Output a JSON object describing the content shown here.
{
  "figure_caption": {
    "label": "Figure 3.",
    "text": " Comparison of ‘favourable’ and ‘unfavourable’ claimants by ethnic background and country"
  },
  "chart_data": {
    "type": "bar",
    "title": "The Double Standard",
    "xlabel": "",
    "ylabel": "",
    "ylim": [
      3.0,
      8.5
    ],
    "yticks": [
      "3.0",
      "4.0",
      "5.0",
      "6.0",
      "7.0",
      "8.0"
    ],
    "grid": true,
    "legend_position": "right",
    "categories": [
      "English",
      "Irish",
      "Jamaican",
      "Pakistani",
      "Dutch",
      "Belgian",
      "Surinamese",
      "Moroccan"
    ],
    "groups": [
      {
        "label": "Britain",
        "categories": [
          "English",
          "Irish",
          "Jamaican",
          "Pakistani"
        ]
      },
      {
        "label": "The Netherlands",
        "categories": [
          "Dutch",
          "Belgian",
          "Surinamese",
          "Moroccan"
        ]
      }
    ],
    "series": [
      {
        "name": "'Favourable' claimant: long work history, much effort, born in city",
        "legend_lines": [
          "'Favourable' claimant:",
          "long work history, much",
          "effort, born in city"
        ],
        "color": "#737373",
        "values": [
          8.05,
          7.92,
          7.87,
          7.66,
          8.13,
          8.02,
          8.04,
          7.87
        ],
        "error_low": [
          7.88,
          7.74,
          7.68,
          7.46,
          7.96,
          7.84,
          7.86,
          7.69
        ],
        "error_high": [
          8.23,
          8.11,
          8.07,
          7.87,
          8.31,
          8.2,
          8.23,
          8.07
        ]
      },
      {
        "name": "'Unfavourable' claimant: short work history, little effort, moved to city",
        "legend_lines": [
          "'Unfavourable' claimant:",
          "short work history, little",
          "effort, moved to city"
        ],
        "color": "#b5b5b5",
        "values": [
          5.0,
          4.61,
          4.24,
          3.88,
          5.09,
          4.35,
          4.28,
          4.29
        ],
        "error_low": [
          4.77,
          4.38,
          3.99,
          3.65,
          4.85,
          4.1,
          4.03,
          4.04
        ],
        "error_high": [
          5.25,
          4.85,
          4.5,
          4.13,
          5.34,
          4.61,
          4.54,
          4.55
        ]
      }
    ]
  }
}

Set task: Copy out every line of the listing that includes the string "history".

Solved problem:
        "name": "'Favourable' claimant: long work history, much effort, born in city",
          "long work history, much",
        "name": "'Unfavourable' claimant: short work history, little effort, moved to city",
          "short work history, little",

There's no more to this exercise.